» **Written request**:
Type the records out again in full, exactly.

Figure collection entries:
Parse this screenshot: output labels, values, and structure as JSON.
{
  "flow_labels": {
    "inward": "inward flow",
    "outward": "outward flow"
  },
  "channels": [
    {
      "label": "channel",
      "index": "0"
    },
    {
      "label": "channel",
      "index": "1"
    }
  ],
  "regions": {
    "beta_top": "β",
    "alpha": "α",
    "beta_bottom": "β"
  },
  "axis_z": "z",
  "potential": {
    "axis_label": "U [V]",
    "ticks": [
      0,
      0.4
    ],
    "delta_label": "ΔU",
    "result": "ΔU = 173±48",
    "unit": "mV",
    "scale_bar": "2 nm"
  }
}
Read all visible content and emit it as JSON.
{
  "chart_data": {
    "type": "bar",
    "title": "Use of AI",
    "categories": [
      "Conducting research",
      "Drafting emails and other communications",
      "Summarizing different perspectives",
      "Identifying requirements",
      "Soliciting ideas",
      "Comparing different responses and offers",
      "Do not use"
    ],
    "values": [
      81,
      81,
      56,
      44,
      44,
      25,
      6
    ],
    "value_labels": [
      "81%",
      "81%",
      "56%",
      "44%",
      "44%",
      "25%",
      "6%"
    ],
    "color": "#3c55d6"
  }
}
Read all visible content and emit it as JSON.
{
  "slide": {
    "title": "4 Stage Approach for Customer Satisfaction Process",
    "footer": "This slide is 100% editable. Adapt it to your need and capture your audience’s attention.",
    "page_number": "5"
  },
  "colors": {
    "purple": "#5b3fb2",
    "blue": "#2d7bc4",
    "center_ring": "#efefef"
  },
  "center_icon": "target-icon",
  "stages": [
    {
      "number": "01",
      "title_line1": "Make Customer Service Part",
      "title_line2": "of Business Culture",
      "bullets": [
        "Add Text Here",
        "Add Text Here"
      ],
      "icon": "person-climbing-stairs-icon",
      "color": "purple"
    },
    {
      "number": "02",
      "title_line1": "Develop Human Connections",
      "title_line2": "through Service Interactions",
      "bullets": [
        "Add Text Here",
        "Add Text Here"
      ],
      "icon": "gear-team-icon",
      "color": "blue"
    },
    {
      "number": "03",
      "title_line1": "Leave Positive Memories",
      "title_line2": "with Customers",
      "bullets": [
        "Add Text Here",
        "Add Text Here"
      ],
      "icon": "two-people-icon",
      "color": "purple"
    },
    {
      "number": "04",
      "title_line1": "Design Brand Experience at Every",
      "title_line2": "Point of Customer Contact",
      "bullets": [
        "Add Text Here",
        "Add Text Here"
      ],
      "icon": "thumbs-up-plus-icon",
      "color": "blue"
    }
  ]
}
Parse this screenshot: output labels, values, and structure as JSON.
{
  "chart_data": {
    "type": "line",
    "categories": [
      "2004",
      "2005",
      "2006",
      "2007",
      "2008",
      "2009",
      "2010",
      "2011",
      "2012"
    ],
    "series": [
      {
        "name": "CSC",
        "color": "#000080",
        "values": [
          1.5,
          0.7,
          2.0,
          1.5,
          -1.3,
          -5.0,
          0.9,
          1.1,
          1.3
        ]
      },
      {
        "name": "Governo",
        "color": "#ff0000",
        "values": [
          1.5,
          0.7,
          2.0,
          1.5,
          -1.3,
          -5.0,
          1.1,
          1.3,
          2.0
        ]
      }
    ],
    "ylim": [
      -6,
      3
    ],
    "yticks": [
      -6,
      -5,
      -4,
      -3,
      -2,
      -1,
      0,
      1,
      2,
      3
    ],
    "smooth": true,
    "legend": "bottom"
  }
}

» **Full answer**:
Parse this screenshot: output labels, values, and structure as JSON.
{
  "flow_labels": {
    "inward": "inward flow",
    "outward": "outward flow"
  },
  "channels": [
    {
      "label": "channel",
      "index": "0"
    },
    {
      "label": "channel",
      "index": "1"
    }
  ],
  "regions": {
    "beta_top": "β",
    "alpha": "α",
    "beta_bottom": "β"
  },
  "axis_z": "z",
  "potential": {
    "axis_label": "U [V]",
    "ticks": [
      0,
      0.4
    ],
    "delta_label": "ΔU",
    "result": "ΔU = 173±48",
    "unit": "mV",
    "scale_bar": "2 nm"
  }
}
Read all visible content and emit it as JSON.
{
  "chart_data": {
    "type": "bar",
    "title": "Use of AI",
    "categories": [
      "Conducting research",
      "Drafting emails and other communications",
      "Summarizing different perspectives",
      "Identifying requirements",
      "Soliciting ideas",
      "Comparing different responses and offers",
      "Do not use"
    ],
    "values": [
      81,
      81,
      56,
      44,
      44,
      25,
      6
    ],
    "value_labels": [
      "81%",
      "81%",
      "56%",
      "44%",
      "44%",
      "25%",
      "6%"
    ],
    "color": "#3c55d6"
  }
}
Read all visible content and emit it as JSON.
{
  "slide": {
    "title": "4 Stage Approach for Customer Satisfaction Process",
    "footer": "This slide is 100% editable. Adapt it to your need and capture your audience’s attention.",
    "page_number": "5"
  },
  "colors": {
    "purple": "#5b3fb2",
    "blue": "#2d7bc4",
    "center_ring": "#efefef"
  },
  "center_icon": "target-icon",
  "stages": [
    {
      "number": "01",
      "title_line1": "Make Customer Service Part",
      "title_line2": "of Business Culture",
      "bullets": [
        "Add Text Here",
        "Add Text Here"
      ],
      "icon": "person-climbing-stairs-icon",
      "color": "purple"
    },
    {
      "number": "02",
      "title_line1": "Develop Human Connections",
      "title_line2": "through Service Interactions",
      "bullets": [
        "Add Text Here",
        "Add Text Here"
      ],
      "icon": "gear-team-icon",
      "color": "blue"
    },
    {
      "number": "03",
      "title_line1": "Leave Positive Memories",
      "title_line2": "with Customers",
      "bullets": [
        "Add Text Here",
        "Add Text Here"
      ],
      "icon": "two-people-icon",
      "color": "purple"
    },
    {
      "number": "04",
      "title_line1": "Design Brand Experience at Every",
      "title_line2": "Point of Customer Contact",
      "bullets": [
        "Add Text Here",
        "Add Text Here"
      ],
      "icon": "thumbs-up-plus-icon",
      "color": "blue"
    }
  ]
}
Parse this screenshot: output labels, values, and structure as JSON.
{
  "chart_data": {
    "type": "line",
    "categories": [
      "2004",
      "2005",
      "2006",
      "2007",
      "2008",
      "2009",
      "2010",
      "2011",
      "2012"
    ],
    "series": [
      {
        "name": "CSC",
        "color": "#000080",
        "values": [
          1.5,
          0.7,
          2.0,
          1.5,
          -1.3,
          -5.0,
          0.9,
          1.1,
          1.3
        ]
      },
      {
        "name": "Governo",
        "color": "#ff0000",
        "values": [
          1.5,
          0.7,
          2.0,
          1.5,
          -1.3,
          -5.0,
          1.1,
          1.3,
          2.0
        ]
      }
    ],
    "ylim": [
      -6,
      3
    ],
    "yticks": [
      -6,
      -5,
      -4,
      -3,
      -2,
      -1,
      0,
      1,
      2,
      3
    ],
    "smooth": true,
    "legend": "bottom"
  }
}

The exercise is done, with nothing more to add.